WHAT THE TASK REQUIRES: Return each line of the listing that contains the string "symbol".

DATA PROVIDED:
□ □ □ □ □

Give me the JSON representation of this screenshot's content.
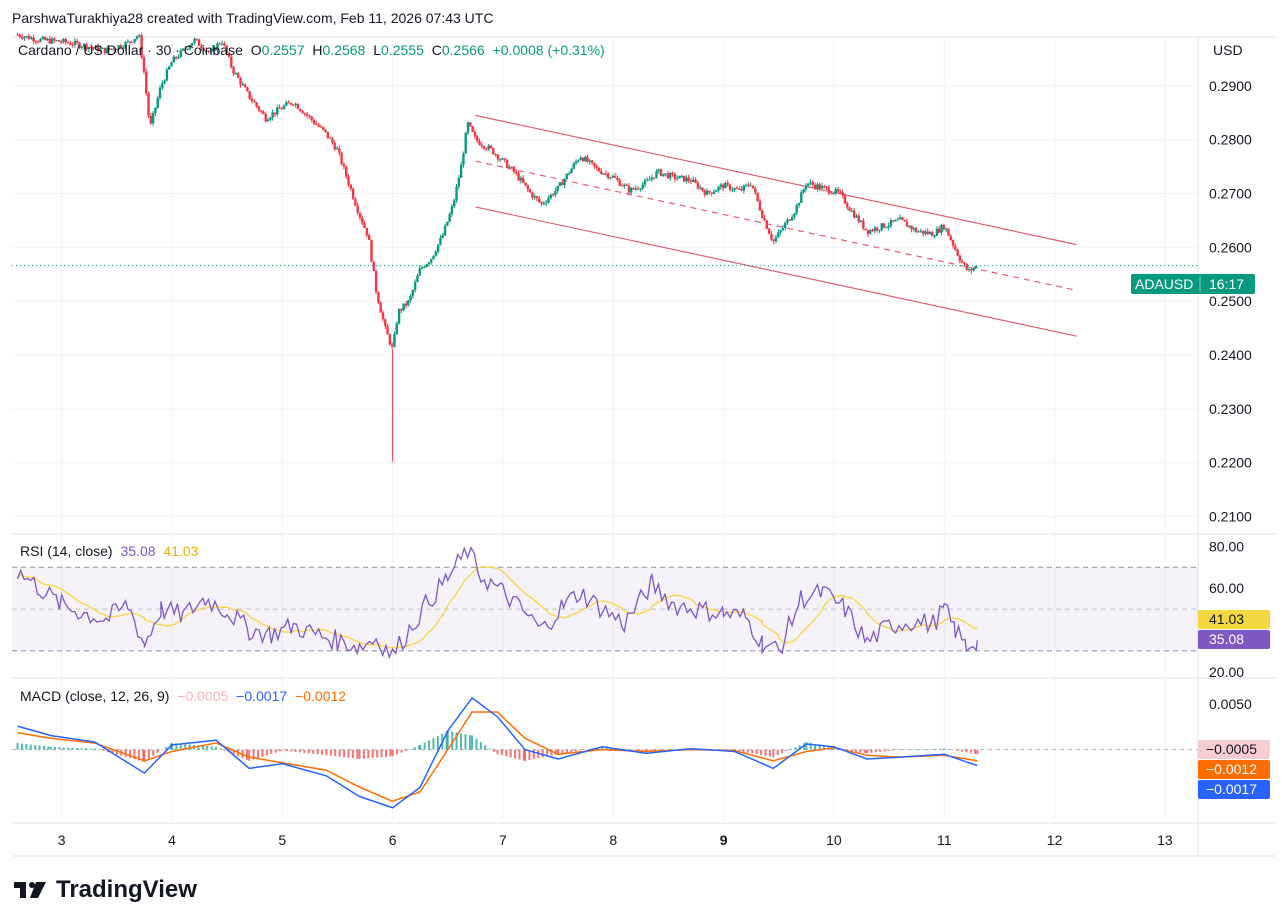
{
  "header": {
    "attribution": "ParshwaTurakhiya28 created with TradingView.com, Feb 11, 2026 07:43 UTC"
  },
  "legend": {
    "symbol": "Cardano / US Dollar · 30 · Coinbase",
    "open_label": "O",
    "open": "0.2557",
    "high_label": "H",
    "high": "0.2568",
    "low_label": "L",
    "low": "0.2555",
    "close_label": "C",
    "close": "0.2566",
    "change": "+0.0008 (+0.31%)"
  },
  "price_axis": {
    "currency": "USD",
    "ticks": [
      "0.2900",
      "0.2800",
      "0.2700",
      "0.2600",
      "0.2500",
      "0.2400",
      "0.2300",
      "0.2200",
      "0.2100"
    ]
  },
  "price_tag": {
    "symbol": "ADAUSD",
    "countdown": "16:17"
  },
  "rsi": {
    "label": "RSI (14, close)",
    "value": "35.08",
    "ma_value": "41.03",
    "ticks": [
      "80.00",
      "60.00",
      "20.00"
    ]
  },
  "macd": {
    "label": "MACD (close, 12, 26, 9)",
    "histogram": "−0.0005",
    "macd": "−0.0017",
    "signal": "−0.0012",
    "ticks": [
      "0.0050"
    ],
    "tag_histogram": "−0.0005",
    "tag_signal": "−0.0012",
    "tag_macd": "−0.0017"
  },
  "time_axis": [
    "3",
    "4",
    "5",
    "6",
    "7",
    "8",
    "9",
    "10",
    "11",
    "12",
    "13"
  ],
  "footer": {
    "brand": "TradingView"
  },
  "colors": {
    "up": "#089981",
    "down": "#f23645",
    "rsi_line": "#7e57c2",
    "rsi_ma": "#f5d742",
    "macd_line": "#2962ff",
    "signal_line": "#ff6d00",
    "channel": "#e06070",
    "price_tag_bg": "#089981"
  },
  "chart_data": {
    "type": "candlestick",
    "title": "Cardano / US Dollar · 30 · Coinbase",
    "xlabel": "",
    "ylabel": "USD",
    "ylim": [
      0.2075,
      0.2985
    ],
    "x_ticks": [
      "3",
      "4",
      "5",
      "6",
      "7",
      "8",
      "9",
      "10",
      "11",
      "12",
      "13"
    ],
    "x_range": [
      2.55,
      13.3
    ],
    "last_price": 0.2566,
    "price_path": [
      [
        2.6,
        0.2995
      ],
      [
        2.8,
        0.2985
      ],
      [
        3.0,
        0.2982
      ],
      [
        3.2,
        0.2975
      ],
      [
        3.4,
        0.2965
      ],
      [
        3.6,
        0.298
      ],
      [
        3.7,
        0.2995
      ],
      [
        3.75,
        0.292
      ],
      [
        3.8,
        0.282
      ],
      [
        3.9,
        0.29
      ],
      [
        4.0,
        0.2945
      ],
      [
        4.1,
        0.2965
      ],
      [
        4.2,
        0.2985
      ],
      [
        4.35,
        0.296
      ],
      [
        4.45,
        0.2985
      ],
      [
        4.55,
        0.293
      ],
      [
        4.7,
        0.288
      ],
      [
        4.85,
        0.284
      ],
      [
        5.0,
        0.286
      ],
      [
        5.1,
        0.287
      ],
      [
        5.25,
        0.284
      ],
      [
        5.4,
        0.281
      ],
      [
        5.5,
        0.278
      ],
      [
        5.6,
        0.272
      ],
      [
        5.7,
        0.266
      ],
      [
        5.78,
        0.262
      ],
      [
        5.85,
        0.252
      ],
      [
        5.93,
        0.245
      ],
      [
        6.0,
        0.241
      ],
      [
        6.05,
        0.248
      ],
      [
        6.15,
        0.25
      ],
      [
        6.25,
        0.256
      ],
      [
        6.35,
        0.258
      ],
      [
        6.45,
        0.262
      ],
      [
        6.55,
        0.268
      ],
      [
        6.62,
        0.275
      ],
      [
        6.68,
        0.283
      ],
      [
        6.75,
        0.28
      ],
      [
        6.9,
        0.278
      ],
      [
        7.1,
        0.274
      ],
      [
        7.25,
        0.27
      ],
      [
        7.35,
        0.268
      ],
      [
        7.5,
        0.271
      ],
      [
        7.6,
        0.274
      ],
      [
        7.7,
        0.277
      ],
      [
        7.85,
        0.2745
      ],
      [
        8.0,
        0.273
      ],
      [
        8.15,
        0.2705
      ],
      [
        8.3,
        0.272
      ],
      [
        8.4,
        0.274
      ],
      [
        8.55,
        0.273
      ],
      [
        8.7,
        0.2725
      ],
      [
        8.85,
        0.27
      ],
      [
        9.0,
        0.2715
      ],
      [
        9.15,
        0.2705
      ],
      [
        9.25,
        0.272
      ],
      [
        9.35,
        0.266
      ],
      [
        9.45,
        0.261
      ],
      [
        9.55,
        0.264
      ],
      [
        9.65,
        0.267
      ],
      [
        9.75,
        0.272
      ],
      [
        9.9,
        0.271
      ],
      [
        10.05,
        0.27
      ],
      [
        10.15,
        0.267
      ],
      [
        10.3,
        0.263
      ],
      [
        10.45,
        0.264
      ],
      [
        10.6,
        0.265
      ],
      [
        10.75,
        0.263
      ],
      [
        10.9,
        0.2625
      ],
      [
        11.0,
        0.264
      ],
      [
        11.07,
        0.261
      ],
      [
        11.15,
        0.2575
      ],
      [
        11.22,
        0.2555
      ],
      [
        11.3,
        0.2566
      ]
    ],
    "channel": {
      "upper": [
        [
          6.75,
          0.2845
        ],
        [
          12.2,
          0.2605
        ]
      ],
      "lower": [
        [
          6.75,
          0.2675
        ],
        [
          12.2,
          0.2435
        ]
      ],
      "median": [
        [
          6.75,
          0.276
        ],
        [
          12.2,
          0.252
        ]
      ]
    },
    "rsi": {
      "ylim": [
        18,
        84
      ],
      "upper_band": 70,
      "middle_band": 50,
      "lower_band": 30,
      "last": 35.08,
      "ma_last": 41.03,
      "path": [
        [
          2.6,
          68
        ],
        [
          2.8,
          60
        ],
        [
          3.0,
          52
        ],
        [
          3.2,
          48
        ],
        [
          3.4,
          45
        ],
        [
          3.6,
          52
        ],
        [
          3.75,
          33
        ],
        [
          3.9,
          50
        ],
        [
          4.1,
          47
        ],
        [
          4.3,
          55
        ],
        [
          4.5,
          49
        ],
        [
          4.7,
          40
        ],
        [
          4.9,
          38
        ],
        [
          5.1,
          42
        ],
        [
          5.3,
          38
        ],
        [
          5.5,
          35
        ],
        [
          5.7,
          32
        ],
        [
          5.85,
          36
        ],
        [
          6.0,
          28
        ],
        [
          6.15,
          40
        ],
        [
          6.3,
          52
        ],
        [
          6.5,
          65
        ],
        [
          6.68,
          78
        ],
        [
          6.8,
          66
        ],
        [
          7.0,
          58
        ],
        [
          7.2,
          48
        ],
        [
          7.35,
          40
        ],
        [
          7.55,
          52
        ],
        [
          7.7,
          58
        ],
        [
          7.9,
          50
        ],
        [
          8.1,
          43
        ],
        [
          8.35,
          62
        ],
        [
          8.55,
          52
        ],
        [
          8.75,
          50
        ],
        [
          9.0,
          48
        ],
        [
          9.2,
          46
        ],
        [
          9.35,
          34
        ],
        [
          9.5,
          30
        ],
        [
          9.7,
          55
        ],
        [
          9.9,
          58
        ],
        [
          10.1,
          50
        ],
        [
          10.3,
          34
        ],
        [
          10.5,
          42
        ],
        [
          10.7,
          44
        ],
        [
          10.9,
          43
        ],
        [
          11.0,
          50
        ],
        [
          11.1,
          40
        ],
        [
          11.2,
          32
        ],
        [
          11.3,
          35.08
        ]
      ]
    },
    "macd": {
      "ylim": [
        -0.0075,
        0.0072
      ],
      "last_macd": -0.0017,
      "last_signal": -0.0012,
      "last_histogram": -0.0005,
      "macd_path": [
        [
          2.6,
          0.0025
        ],
        [
          2.9,
          0.0015
        ],
        [
          3.3,
          0.0008
        ],
        [
          3.75,
          -0.0025
        ],
        [
          4.0,
          0.0005
        ],
        [
          4.4,
          0.001
        ],
        [
          4.7,
          -0.002
        ],
        [
          5.0,
          -0.0015
        ],
        [
          5.4,
          -0.0028
        ],
        [
          5.7,
          -0.005
        ],
        [
          6.0,
          -0.0062
        ],
        [
          6.25,
          -0.004
        ],
        [
          6.5,
          0.002
        ],
        [
          6.72,
          0.0055
        ],
        [
          6.95,
          0.0035
        ],
        [
          7.2,
          0.0
        ],
        [
          7.5,
          -0.001
        ],
        [
          7.9,
          0.0003
        ],
        [
          8.3,
          -0.0004
        ],
        [
          8.7,
          0.0001
        ],
        [
          9.1,
          -0.0002
        ],
        [
          9.45,
          -0.002
        ],
        [
          9.75,
          0.0006
        ],
        [
          10.0,
          0.0003
        ],
        [
          10.3,
          -0.001
        ],
        [
          10.6,
          -0.0008
        ],
        [
          11.0,
          -0.0005
        ],
        [
          11.3,
          -0.0017
        ]
      ],
      "signal_path": [
        [
          2.6,
          0.0018
        ],
        [
          2.9,
          0.0012
        ],
        [
          3.3,
          0.0007
        ],
        [
          3.75,
          -0.0012
        ],
        [
          4.0,
          -0.0002
        ],
        [
          4.4,
          0.0007
        ],
        [
          4.7,
          -0.0008
        ],
        [
          5.0,
          -0.0014
        ],
        [
          5.4,
          -0.0022
        ],
        [
          5.7,
          -0.004
        ],
        [
          6.0,
          -0.0055
        ],
        [
          6.25,
          -0.0045
        ],
        [
          6.5,
          0.0
        ],
        [
          6.72,
          0.004
        ],
        [
          6.95,
          0.004
        ],
        [
          7.2,
          0.0012
        ],
        [
          7.5,
          -0.0005
        ],
        [
          7.9,
          0.0
        ],
        [
          8.3,
          -0.0002
        ],
        [
          8.7,
          0.0
        ],
        [
          9.1,
          -0.0001
        ],
        [
          9.45,
          -0.0012
        ],
        [
          9.75,
          -0.0002
        ],
        [
          10.0,
          0.0002
        ],
        [
          10.3,
          -0.0006
        ],
        [
          10.6,
          -0.0008
        ],
        [
          11.0,
          -0.0006
        ],
        [
          11.3,
          -0.0012
        ]
      ]
    }
  }
}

□ □ □ □ □

ANSWER TO THE EXERCISE:
    "symbol": "Cardano / US Dollar · 30 · Coinbase",
    "symbol": "ADAUSD",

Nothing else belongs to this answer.